[Dataset entries on figures]
= = = = =

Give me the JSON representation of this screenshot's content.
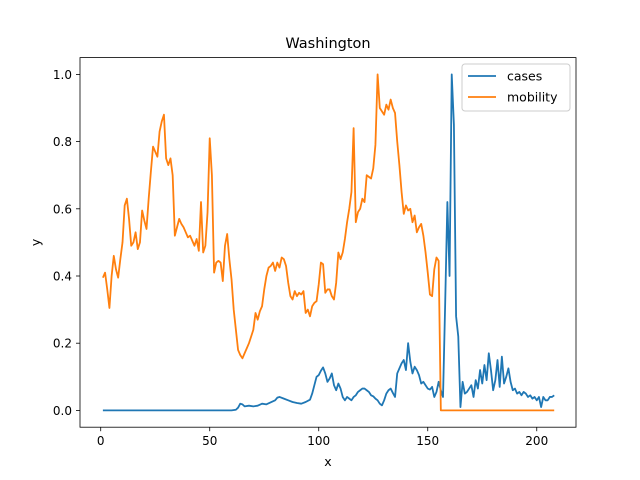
{
  "chart_data": {
    "type": "line",
    "title": "Washington",
    "xlabel": "x",
    "ylabel": "y",
    "xlim": [
      -9.5,
      218
    ],
    "ylim": [
      -0.05,
      1.05
    ],
    "xticks": [
      0,
      50,
      100,
      150,
      200
    ],
    "yticks": [
      0.0,
      0.2,
      0.4,
      0.6,
      0.8,
      1.0
    ],
    "legend": "top-right",
    "series": [
      {
        "name": "cases",
        "color": "#1f77b4",
        "points": [
          [
            1,
            0
          ],
          [
            10,
            0
          ],
          [
            20,
            0
          ],
          [
            30,
            0
          ],
          [
            40,
            0
          ],
          [
            50,
            0
          ],
          [
            60,
            0
          ],
          [
            62,
            0.002
          ],
          [
            63,
            0.008
          ],
          [
            64,
            0.02
          ],
          [
            65,
            0.018
          ],
          [
            66,
            0.012
          ],
          [
            68,
            0.014
          ],
          [
            70,
            0.012
          ],
          [
            72,
            0.014
          ],
          [
            74,
            0.02
          ],
          [
            76,
            0.018
          ],
          [
            78,
            0.024
          ],
          [
            80,
            0.03
          ],
          [
            81,
            0.038
          ],
          [
            82,
            0.04
          ],
          [
            84,
            0.035
          ],
          [
            86,
            0.03
          ],
          [
            88,
            0.025
          ],
          [
            90,
            0.022
          ],
          [
            92,
            0.02
          ],
          [
            94,
            0.025
          ],
          [
            96,
            0.032
          ],
          [
            97,
            0.05
          ],
          [
            98,
            0.075
          ],
          [
            99,
            0.1
          ],
          [
            100,
            0.105
          ],
          [
            101,
            0.118
          ],
          [
            102,
            0.128
          ],
          [
            103,
            0.11
          ],
          [
            104,
            0.085
          ],
          [
            105,
            0.095
          ],
          [
            106,
            0.11
          ],
          [
            107,
            0.075
          ],
          [
            108,
            0.06
          ],
          [
            109,
            0.08
          ],
          [
            110,
            0.065
          ],
          [
            111,
            0.04
          ],
          [
            112,
            0.03
          ],
          [
            113,
            0.04
          ],
          [
            114,
            0.035
          ],
          [
            115,
            0.03
          ],
          [
            116,
            0.04
          ],
          [
            117,
            0.045
          ],
          [
            118,
            0.055
          ],
          [
            119,
            0.06
          ],
          [
            120,
            0.065
          ],
          [
            121,
            0.065
          ],
          [
            122,
            0.06
          ],
          [
            123,
            0.055
          ],
          [
            124,
            0.045
          ],
          [
            125,
            0.042
          ],
          [
            126,
            0.035
          ],
          [
            127,
            0.03
          ],
          [
            128,
            0.02
          ],
          [
            129,
            0.015
          ],
          [
            130,
            0.03
          ],
          [
            131,
            0.05
          ],
          [
            132,
            0.06
          ],
          [
            133,
            0.065
          ],
          [
            134,
            0.052
          ],
          [
            135,
            0.04
          ],
          [
            136,
            0.11
          ],
          [
            137,
            0.125
          ],
          [
            138,
            0.14
          ],
          [
            139,
            0.15
          ],
          [
            140,
            0.12
          ],
          [
            141,
            0.2
          ],
          [
            142,
            0.145
          ],
          [
            143,
            0.11
          ],
          [
            144,
            0.13
          ],
          [
            145,
            0.12
          ],
          [
            146,
            0.105
          ],
          [
            147,
            0.08
          ],
          [
            148,
            0.085
          ],
          [
            149,
            0.075
          ],
          [
            150,
            0.065
          ],
          [
            151,
            0.062
          ],
          [
            152,
            0.07
          ],
          [
            153,
            0.04
          ],
          [
            154,
            0.055
          ],
          [
            155,
            0.085
          ],
          [
            156,
            0.06
          ],
          [
            157,
            0.04
          ],
          [
            158,
            0.32
          ],
          [
            159,
            0.62
          ],
          [
            160,
            0.4
          ],
          [
            161,
            1.0
          ],
          [
            162,
            0.85
          ],
          [
            163,
            0.28
          ],
          [
            164,
            0.22
          ],
          [
            165,
            0.01
          ],
          [
            166,
            0.085
          ],
          [
            167,
            0.05
          ],
          [
            168,
            0.055
          ],
          [
            169,
            0.065
          ],
          [
            170,
            0.075
          ],
          [
            171,
            0.04
          ],
          [
            172,
            0.09
          ],
          [
            173,
            0.065
          ],
          [
            174,
            0.12
          ],
          [
            175,
            0.08
          ],
          [
            176,
            0.135
          ],
          [
            177,
            0.09
          ],
          [
            178,
            0.17
          ],
          [
            179,
            0.12
          ],
          [
            180,
            0.06
          ],
          [
            181,
            0.09
          ],
          [
            182,
            0.15
          ],
          [
            183,
            0.07
          ],
          [
            184,
            0.16
          ],
          [
            185,
            0.08
          ],
          [
            186,
            0.1
          ],
          [
            187,
            0.125
          ],
          [
            188,
            0.085
          ],
          [
            189,
            0.06
          ],
          [
            190,
            0.065
          ],
          [
            191,
            0.05
          ],
          [
            192,
            0.055
          ],
          [
            193,
            0.045
          ],
          [
            194,
            0.055
          ],
          [
            195,
            0.05
          ],
          [
            196,
            0.04
          ],
          [
            197,
            0.045
          ],
          [
            198,
            0.035
          ],
          [
            199,
            0.04
          ],
          [
            200,
            0.03
          ],
          [
            201,
            0.04
          ],
          [
            202,
            0.01
          ],
          [
            203,
            0.04
          ],
          [
            204,
            0.03
          ],
          [
            205,
            0.03
          ],
          [
            206,
            0.04
          ],
          [
            207,
            0.04
          ],
          [
            208,
            0.045
          ]
        ]
      },
      {
        "name": "mobility",
        "color": "#ff7f0e",
        "points": [
          [
            1,
            0.395
          ],
          [
            2,
            0.41
          ],
          [
            3,
            0.36
          ],
          [
            4,
            0.305
          ],
          [
            5,
            0.4
          ],
          [
            6,
            0.46
          ],
          [
            7,
            0.42
          ],
          [
            8,
            0.395
          ],
          [
            9,
            0.45
          ],
          [
            10,
            0.5
          ],
          [
            11,
            0.61
          ],
          [
            12,
            0.63
          ],
          [
            13,
            0.57
          ],
          [
            14,
            0.49
          ],
          [
            15,
            0.5
          ],
          [
            16,
            0.53
          ],
          [
            17,
            0.48
          ],
          [
            18,
            0.5
          ],
          [
            19,
            0.595
          ],
          [
            20,
            0.565
          ],
          [
            21,
            0.54
          ],
          [
            22,
            0.63
          ],
          [
            23,
            0.71
          ],
          [
            24,
            0.785
          ],
          [
            25,
            0.77
          ],
          [
            26,
            0.755
          ],
          [
            27,
            0.83
          ],
          [
            28,
            0.86
          ],
          [
            29,
            0.88
          ],
          [
            30,
            0.75
          ],
          [
            31,
            0.73
          ],
          [
            32,
            0.75
          ],
          [
            33,
            0.7
          ],
          [
            34,
            0.52
          ],
          [
            35,
            0.545
          ],
          [
            36,
            0.57
          ],
          [
            37,
            0.555
          ],
          [
            38,
            0.545
          ],
          [
            39,
            0.53
          ],
          [
            40,
            0.515
          ],
          [
            41,
            0.52
          ],
          [
            42,
            0.505
          ],
          [
            43,
            0.49
          ],
          [
            44,
            0.51
          ],
          [
            45,
            0.475
          ],
          [
            46,
            0.62
          ],
          [
            47,
            0.47
          ],
          [
            48,
            0.49
          ],
          [
            49,
            0.59
          ],
          [
            50,
            0.81
          ],
          [
            51,
            0.7
          ],
          [
            52,
            0.41
          ],
          [
            53,
            0.44
          ],
          [
            54,
            0.445
          ],
          [
            55,
            0.44
          ],
          [
            56,
            0.385
          ],
          [
            57,
            0.49
          ],
          [
            58,
            0.525
          ],
          [
            59,
            0.45
          ],
          [
            60,
            0.39
          ],
          [
            61,
            0.3
          ],
          [
            62,
            0.24
          ],
          [
            63,
            0.18
          ],
          [
            64,
            0.165
          ],
          [
            65,
            0.155
          ],
          [
            66,
            0.17
          ],
          [
            67,
            0.185
          ],
          [
            68,
            0.2
          ],
          [
            69,
            0.22
          ],
          [
            70,
            0.24
          ],
          [
            71,
            0.29
          ],
          [
            72,
            0.27
          ],
          [
            73,
            0.295
          ],
          [
            74,
            0.31
          ],
          [
            75,
            0.36
          ],
          [
            76,
            0.4
          ],
          [
            77,
            0.425
          ],
          [
            78,
            0.43
          ],
          [
            79,
            0.44
          ],
          [
            80,
            0.415
          ],
          [
            81,
            0.44
          ],
          [
            82,
            0.425
          ],
          [
            83,
            0.455
          ],
          [
            84,
            0.45
          ],
          [
            85,
            0.43
          ],
          [
            86,
            0.38
          ],
          [
            87,
            0.34
          ],
          [
            88,
            0.33
          ],
          [
            89,
            0.355
          ],
          [
            90,
            0.34
          ],
          [
            91,
            0.35
          ],
          [
            92,
            0.345
          ],
          [
            93,
            0.355
          ],
          [
            94,
            0.29
          ],
          [
            95,
            0.3
          ],
          [
            96,
            0.28
          ],
          [
            97,
            0.31
          ],
          [
            98,
            0.32
          ],
          [
            99,
            0.325
          ],
          [
            100,
            0.375
          ],
          [
            101,
            0.44
          ],
          [
            102,
            0.435
          ],
          [
            103,
            0.35
          ],
          [
            104,
            0.36
          ],
          [
            105,
            0.36
          ],
          [
            106,
            0.34
          ],
          [
            107,
            0.33
          ],
          [
            108,
            0.38
          ],
          [
            109,
            0.47
          ],
          [
            110,
            0.45
          ],
          [
            111,
            0.47
          ],
          [
            112,
            0.51
          ],
          [
            113,
            0.56
          ],
          [
            114,
            0.6
          ],
          [
            115,
            0.65
          ],
          [
            116,
            0.84
          ],
          [
            117,
            0.56
          ],
          [
            118,
            0.59
          ],
          [
            119,
            0.6
          ],
          [
            120,
            0.63
          ],
          [
            121,
            0.62
          ],
          [
            122,
            0.7
          ],
          [
            123,
            0.695
          ],
          [
            124,
            0.69
          ],
          [
            125,
            0.72
          ],
          [
            126,
            0.79
          ],
          [
            127,
            1.0
          ],
          [
            128,
            0.9
          ],
          [
            129,
            0.89
          ],
          [
            130,
            0.88
          ],
          [
            131,
            0.91
          ],
          [
            132,
            0.895
          ],
          [
            133,
            0.925
          ],
          [
            134,
            0.9
          ],
          [
            135,
            0.885
          ],
          [
            136,
            0.8
          ],
          [
            137,
            0.73
          ],
          [
            138,
            0.65
          ],
          [
            139,
            0.585
          ],
          [
            140,
            0.61
          ],
          [
            141,
            0.595
          ],
          [
            142,
            0.6
          ],
          [
            143,
            0.56
          ],
          [
            144,
            0.58
          ],
          [
            145,
            0.53
          ],
          [
            146,
            0.545
          ],
          [
            147,
            0.555
          ],
          [
            148,
            0.52
          ],
          [
            149,
            0.47
          ],
          [
            150,
            0.41
          ],
          [
            151,
            0.345
          ],
          [
            152,
            0.34
          ],
          [
            153,
            0.42
          ],
          [
            154,
            0.455
          ],
          [
            155,
            0.445
          ],
          [
            156,
            0
          ],
          [
            160,
            0
          ],
          [
            170,
            0
          ],
          [
            180,
            0
          ],
          [
            190,
            0
          ],
          [
            200,
            0
          ],
          [
            208,
            0
          ]
        ]
      }
    ]
  }
}
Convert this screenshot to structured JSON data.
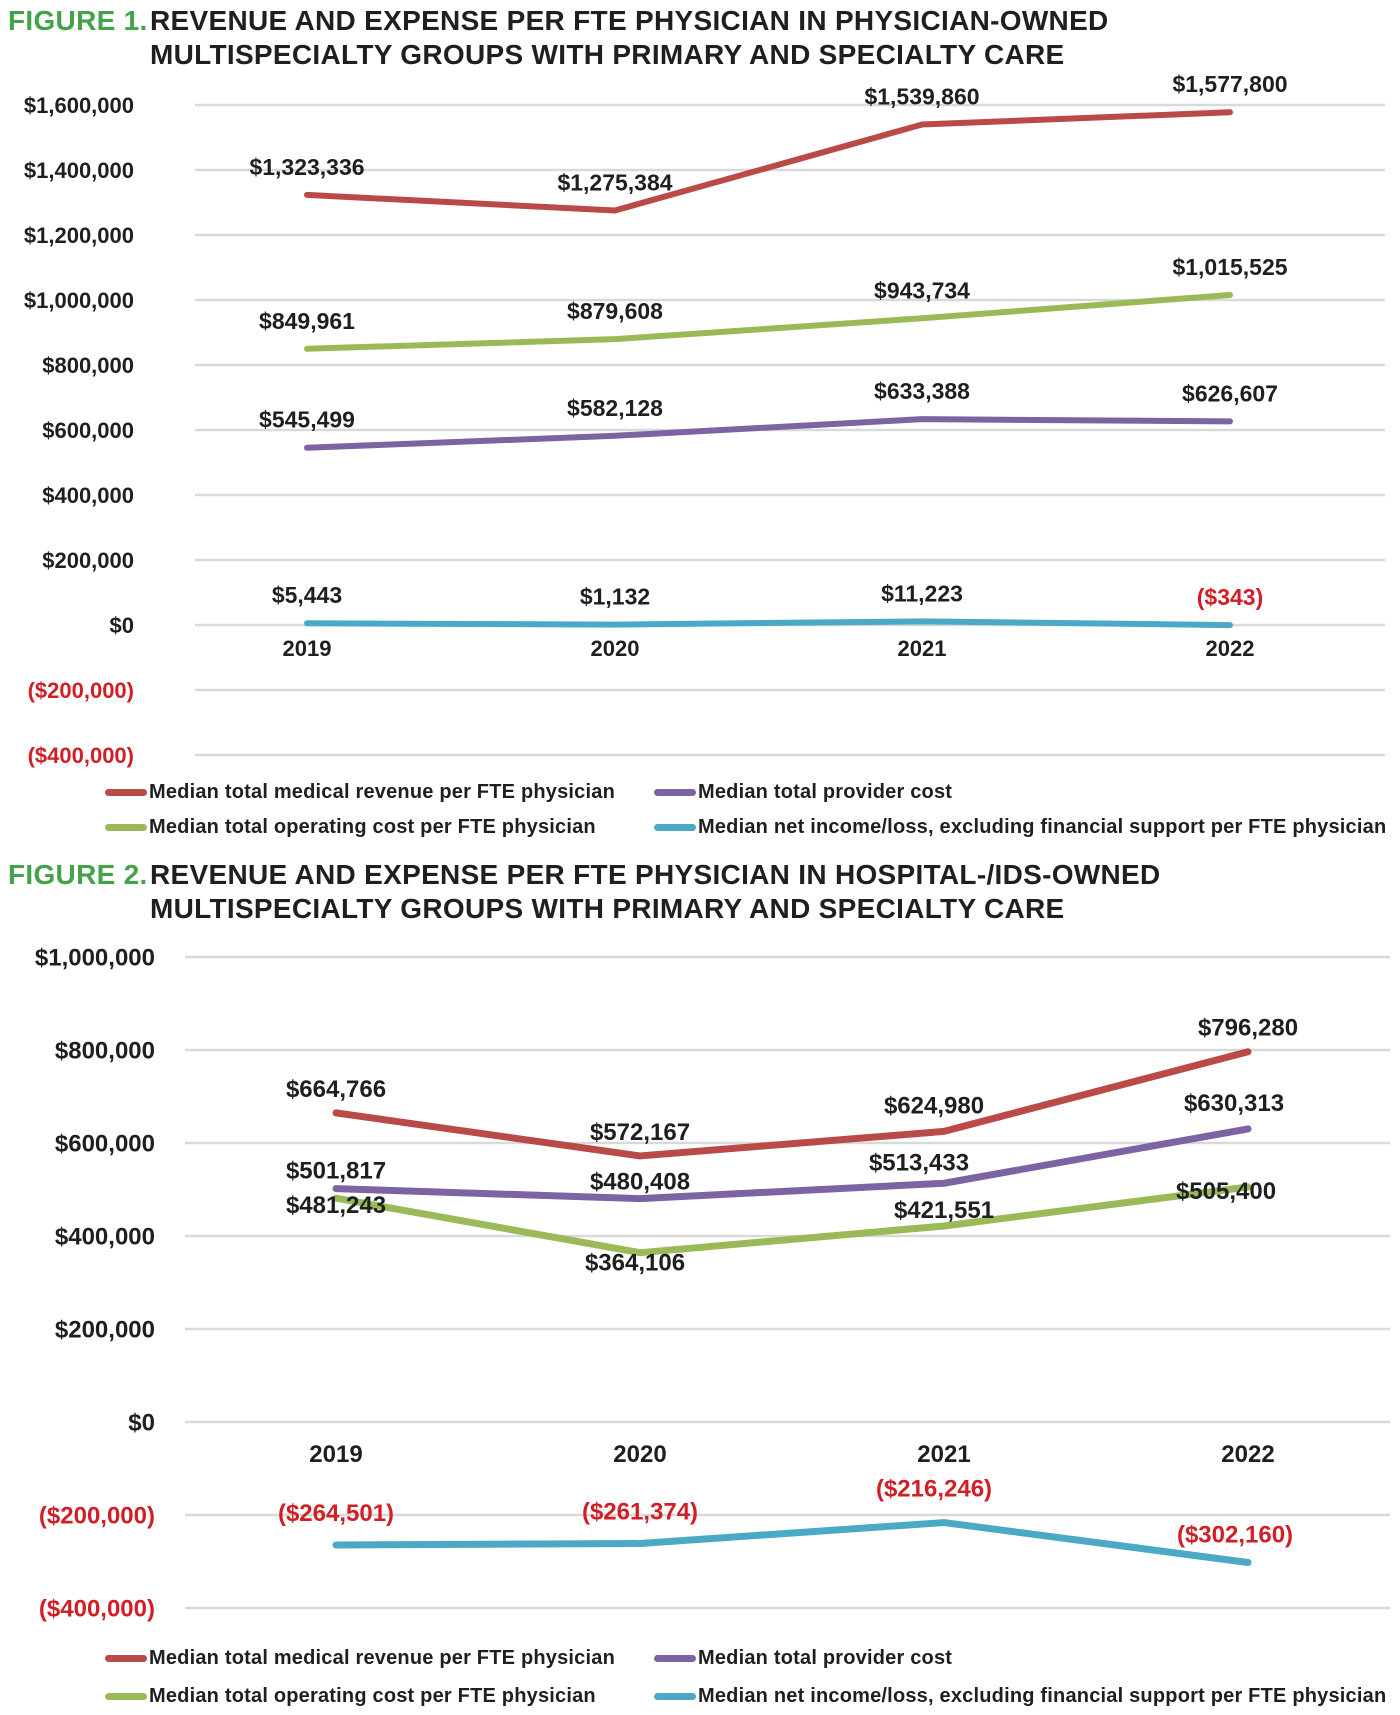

= = = = =

## Task description
Identify all lines where the word "screenshot" shows up. Copy them.

## The completed task
Give me the JSON representation of this screenshot's content.
Convert this screenshot to structured JSON data.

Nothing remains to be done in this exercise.